> REQUIREMENT:
Reproduce each line from the records that holds "brede".

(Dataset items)
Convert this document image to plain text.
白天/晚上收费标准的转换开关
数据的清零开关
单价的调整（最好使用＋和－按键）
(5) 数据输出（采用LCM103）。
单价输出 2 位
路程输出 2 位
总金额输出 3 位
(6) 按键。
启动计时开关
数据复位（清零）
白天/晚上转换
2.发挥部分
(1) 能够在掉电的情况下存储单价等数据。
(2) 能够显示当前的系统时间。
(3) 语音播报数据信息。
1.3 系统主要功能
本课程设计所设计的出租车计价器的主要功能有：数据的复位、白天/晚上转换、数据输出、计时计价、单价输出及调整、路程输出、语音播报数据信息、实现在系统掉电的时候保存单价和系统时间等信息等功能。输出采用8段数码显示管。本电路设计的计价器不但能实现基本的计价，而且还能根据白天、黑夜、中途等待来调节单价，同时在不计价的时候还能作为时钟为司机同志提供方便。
==
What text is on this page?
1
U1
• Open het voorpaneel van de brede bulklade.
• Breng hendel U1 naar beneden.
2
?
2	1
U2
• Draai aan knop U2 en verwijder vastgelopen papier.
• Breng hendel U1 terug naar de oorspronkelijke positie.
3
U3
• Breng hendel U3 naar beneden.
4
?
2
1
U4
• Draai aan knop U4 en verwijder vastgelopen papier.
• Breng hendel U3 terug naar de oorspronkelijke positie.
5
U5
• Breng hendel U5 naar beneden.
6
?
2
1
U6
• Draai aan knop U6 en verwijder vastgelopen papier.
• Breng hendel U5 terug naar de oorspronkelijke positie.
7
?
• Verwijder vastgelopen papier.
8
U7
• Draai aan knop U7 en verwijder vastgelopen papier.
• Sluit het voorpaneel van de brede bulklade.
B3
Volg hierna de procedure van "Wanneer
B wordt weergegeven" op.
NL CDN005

> SOLUTION:
• Open het voorpaneel van de brede bulklade.
• Sluit het voorpaneel van de brede bulklade.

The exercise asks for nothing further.